---------- Text to read ----------
Most of the new information here is taken from "Mädchen, Machos und Moneten" a very good and healthy biography of Erwin C Dietrich and his multi-part interview he did for the phenomenally good magazine Splatting Image






















Sunday, August 25, 2024

Sumuru, the Heir to Dr. Mabuse


Thesis:  "The Girl From Rio" owes much more to the (then) unpublished fragment "Mabuse's Kolonie (Colony)" than to any Sumuru book. 

If you have not read it, please check my post on how Jess Franco killed off Sumuru first, for a better understanding.... ... and then to how Jess Franco exterminated Dr. Mabuse .... now you can start: 

In 1930 Norbert Jacques wrote a fragment called "Mabuses Kolonie" which was abandoned for "Testament of Dr. Mabuse". In this fragment, a new "villain" called Frau Kristina is after the heritage of Dr. Mabuse to build an utopian colony, ruled by her to give peace and prosperity to mankind ... in Brazil. Something that Sumuru never did in her books...

The story: Slender, young "Frau Kristina" (yes, FRAU is part of the name!) is a master thief with the ability to appear and disappear miraculously. She can also detect if somebody tells the truth. She uses these powers to infiltrate an organisation called  EITOPOMAR that raises money and appears to attract mostly female settlers/donors to create an utopian settlement in Brazil. This organisation wants her to find the lost documents of Dr. Mabuse that would give ownership to the land that Mabuse bought in Brazil as well as to his financial assets.
----------
- **Written exercise**
In the post on Sumuru and Dr. Mabuse, why does the organization EITOPOMAR want Frau Kristina to find the lost documents of Dr. Mabuse? Answer in one to three sentences.
---------- Data provided ----------
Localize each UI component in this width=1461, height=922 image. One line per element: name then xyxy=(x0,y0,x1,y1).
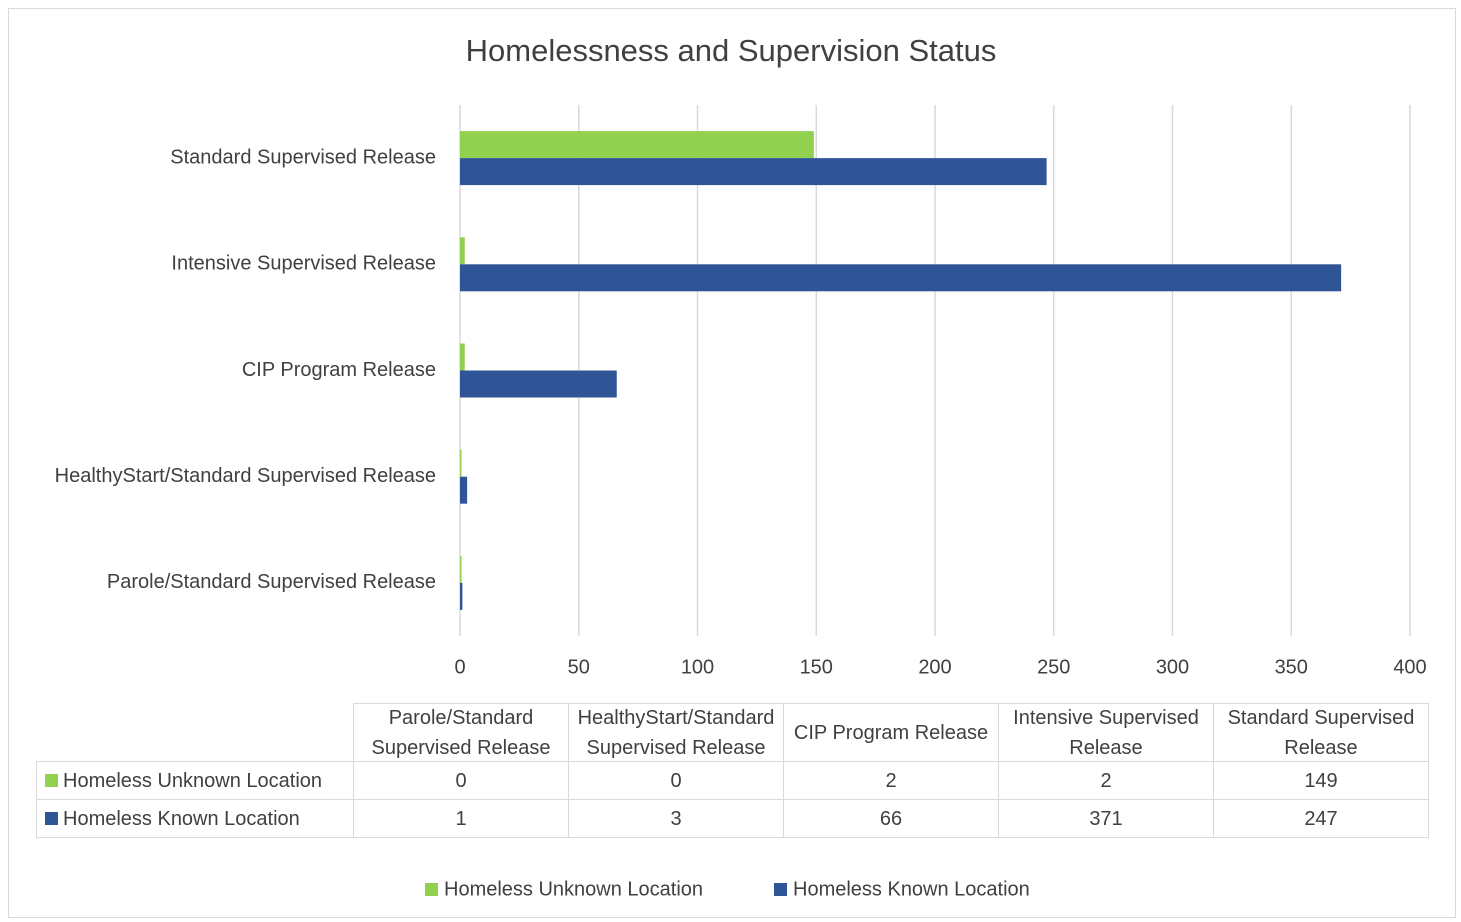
----------
- **Task output**
EITOPOMAR wants the documents because they would give ownership of the land Mabuse bought in Brazil and of his financial assets.